Extracted data entries
****************

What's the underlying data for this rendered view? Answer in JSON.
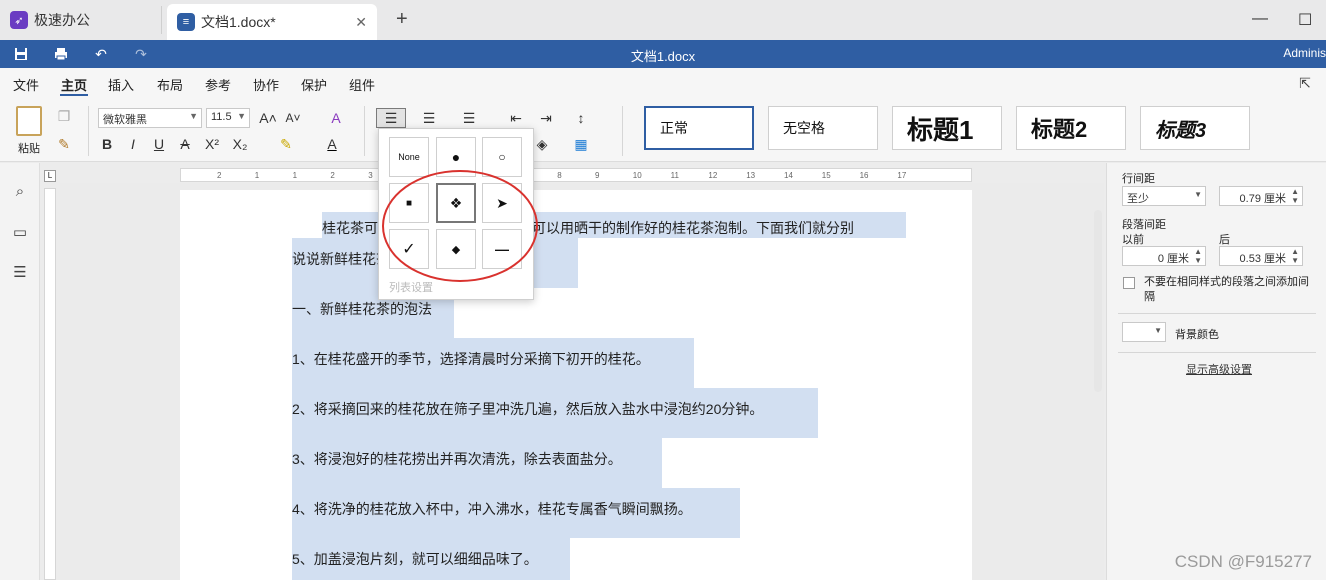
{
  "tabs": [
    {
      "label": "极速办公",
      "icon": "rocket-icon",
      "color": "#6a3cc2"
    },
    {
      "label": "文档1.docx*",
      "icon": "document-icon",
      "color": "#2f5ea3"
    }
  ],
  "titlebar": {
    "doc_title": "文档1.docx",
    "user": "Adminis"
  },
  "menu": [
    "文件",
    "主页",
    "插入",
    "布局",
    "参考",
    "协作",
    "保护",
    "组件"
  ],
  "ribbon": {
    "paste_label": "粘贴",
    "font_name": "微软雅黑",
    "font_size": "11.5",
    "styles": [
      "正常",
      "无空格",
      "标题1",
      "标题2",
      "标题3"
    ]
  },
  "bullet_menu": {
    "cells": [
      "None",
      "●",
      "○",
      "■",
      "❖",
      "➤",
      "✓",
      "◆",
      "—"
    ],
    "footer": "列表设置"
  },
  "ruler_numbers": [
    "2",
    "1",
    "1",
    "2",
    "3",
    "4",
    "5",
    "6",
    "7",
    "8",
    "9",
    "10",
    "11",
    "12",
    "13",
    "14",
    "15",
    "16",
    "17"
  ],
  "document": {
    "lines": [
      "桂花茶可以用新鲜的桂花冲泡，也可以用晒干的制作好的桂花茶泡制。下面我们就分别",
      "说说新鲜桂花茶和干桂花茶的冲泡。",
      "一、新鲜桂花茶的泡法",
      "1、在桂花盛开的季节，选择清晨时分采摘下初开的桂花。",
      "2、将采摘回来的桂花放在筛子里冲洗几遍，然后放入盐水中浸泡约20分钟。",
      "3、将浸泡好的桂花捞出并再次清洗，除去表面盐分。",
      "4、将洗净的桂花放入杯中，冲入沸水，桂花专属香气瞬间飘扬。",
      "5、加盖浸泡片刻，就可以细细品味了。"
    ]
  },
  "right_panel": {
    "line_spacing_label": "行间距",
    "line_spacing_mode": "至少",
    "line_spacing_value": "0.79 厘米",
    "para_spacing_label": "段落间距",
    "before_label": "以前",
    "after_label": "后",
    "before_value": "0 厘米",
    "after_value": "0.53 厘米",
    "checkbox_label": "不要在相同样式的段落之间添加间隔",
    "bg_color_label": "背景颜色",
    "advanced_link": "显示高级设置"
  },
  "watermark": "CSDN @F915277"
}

****************

- _Goal of the exercise_:
Print the entries above exactly, taking out only the pictures.

- _Answer in full_:
What's the underlying data for this rendered view? Answer in JSON.
{
  "tabs": [
    {
      "label": "极速办公",
      "icon": "rocket-icon",
      "color": "#6a3cc2"
    },
    {
      "label": "文档1.docx*",
      "icon": "document-icon",
      "color": "#2f5ea3"
    }
  ],
  "titlebar": {
    "doc_title": "文档1.docx",
    "user": "Adminis"
  },
  "menu": [
    "文件",
    "主页",
    "插入",
    "布局",
    "参考",
    "协作",
    "保护",
    "组件"
  ],
  "ribbon": {
    "paste_label": "粘贴",
    "font_name": "微软雅黑",
    "font_size": "11.5",
    "styles": [
      "正常",
      "无空格",
      "标题1",
      "标题2",
      "标题3"
    ]
  },
  "bullet_menu": {
    "cells": [
      "None",
      "●",
      "○",
      "■",
      "❖",
      "➤",
      "✓",
      "◆",
      "—"
    ],
    "footer": "列表设置"
  },
  "ruler_numbers": [
    "2",
    "1",
    "1",
    "2",
    "3",
    "4",
    "5",
    "6",
    "7",
    "8",
    "9",
    "10",
    "11",
    "12",
    "13",
    "14",
    "15",
    "16",
    "17"
  ],
  "document": {
    "lines": [
      "桂花茶可以用新鲜的桂花冲泡，也可以用晒干的制作好的桂花茶泡制。下面我们就分别",
      "说说新鲜桂花茶和干桂花茶的冲泡。",
      "一、新鲜桂花茶的泡法",
      "1、在桂花盛开的季节，选择清晨时分采摘下初开的桂花。",
      "2、将采摘回来的桂花放在筛子里冲洗几遍，然后放入盐水中浸泡约20分钟。",
      "3、将浸泡好的桂花捞出并再次清洗，除去表面盐分。",
      "4、将洗净的桂花放入杯中，冲入沸水，桂花专属香气瞬间飘扬。",
      "5、加盖浸泡片刻，就可以细细品味了。"
    ]
  },
  "right_panel": {
    "line_spacing_label": "行间距",
    "line_spacing_mode": "至少",
    "line_spacing_value": "0.79 厘米",
    "para_spacing_label": "段落间距",
    "before_label": "以前",
    "after_label": "后",
    "before_value": "0 厘米",
    "after_value": "0.53 厘米",
    "checkbox_label": "不要在相同样式的段落之间添加间隔",
    "bg_color_label": "背景颜色",
    "advanced_link": "显示高级设置"
  },
  "watermark": "CSDN @F915277"
}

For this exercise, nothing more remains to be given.